EXERCISE TASKS
**1)** Reproduce the stretch from "and help desks, and" through "in San Diego." in the article on Arizona's Internet vote.
**2)** In the article on Arizona's Internet vote, how did turnout in this year's Arizona Democratic primary compare with 1996?

Gartner Group: Arizona Internet vote paved way

Now that Arizona has completed the first binding election using the Internet

to cast ballots, governments at all levels should work to ensure that this

year's presidential election is the last one that will rely solely on paper

and "snail mail," according to analysts at the Gartner Group.

Despite the fact that Vice President Al Gore had already wrapped up

his party's nomination by the time the Arizona Democratic primary took place,

nearly three times as many people voted this year than did in 1996.

Despite some legal and technical glitches, that jump in turnout is largely

due to Internet voting, said Christopher Baum, vice president and research

area director for the Stamford, Conn.-based advising firm.

"The [online] election had numerous problems, including overloaded servers

and help desks, and less than one-third of online voters read the directions.

But you have to look at the results," Baum said in a Tuesday teleconference

from Gartner's Spring Symposium in San Diego.

DATASET EXTRACT
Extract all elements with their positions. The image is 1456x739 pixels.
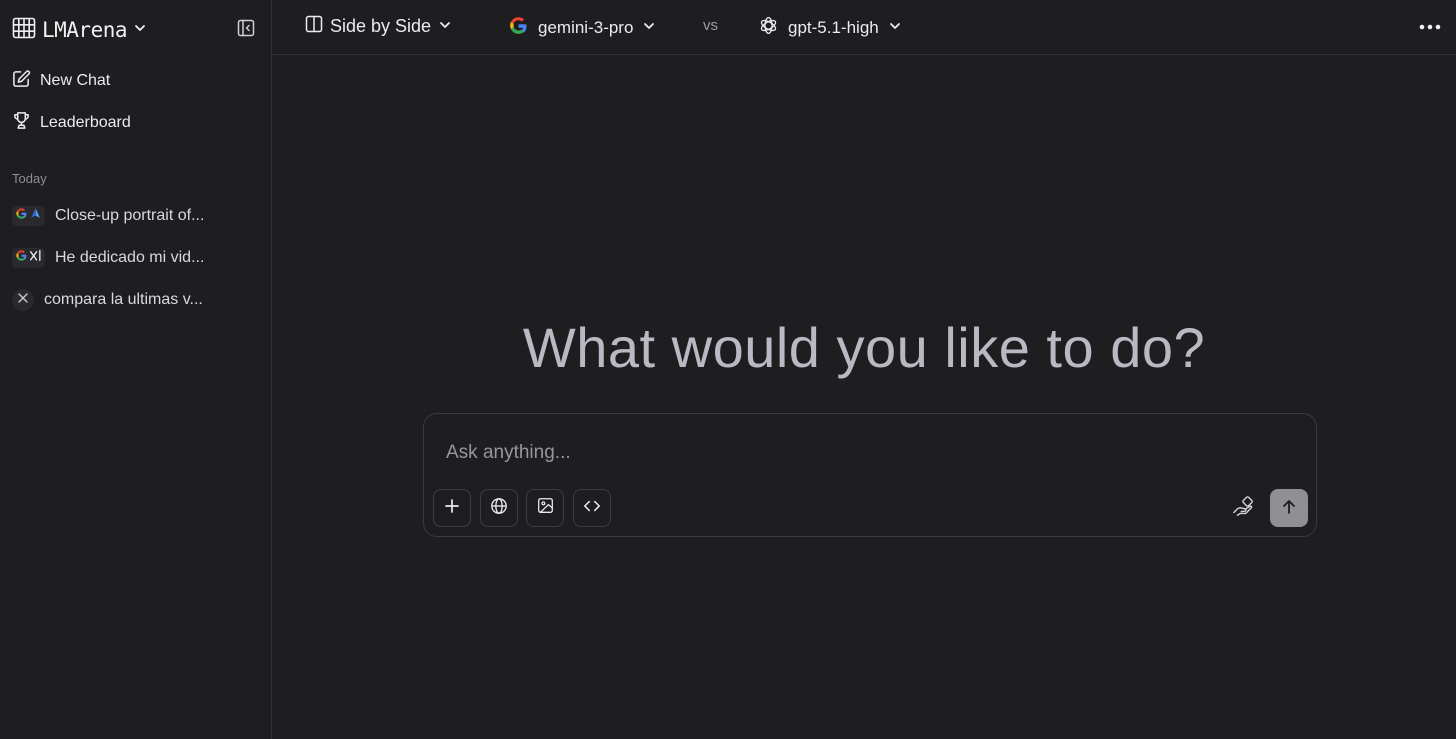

SOLUTIONS TO THE PROBLEMS
**1)**
and help desks, and less than one-third of online voters read the directions.

But you have to look at the results," Baum said in a Tuesday teleconference

from Gartner's Spring Symposium in San Diego.

**2)** Nearly three times as many people voted this year as in 1996.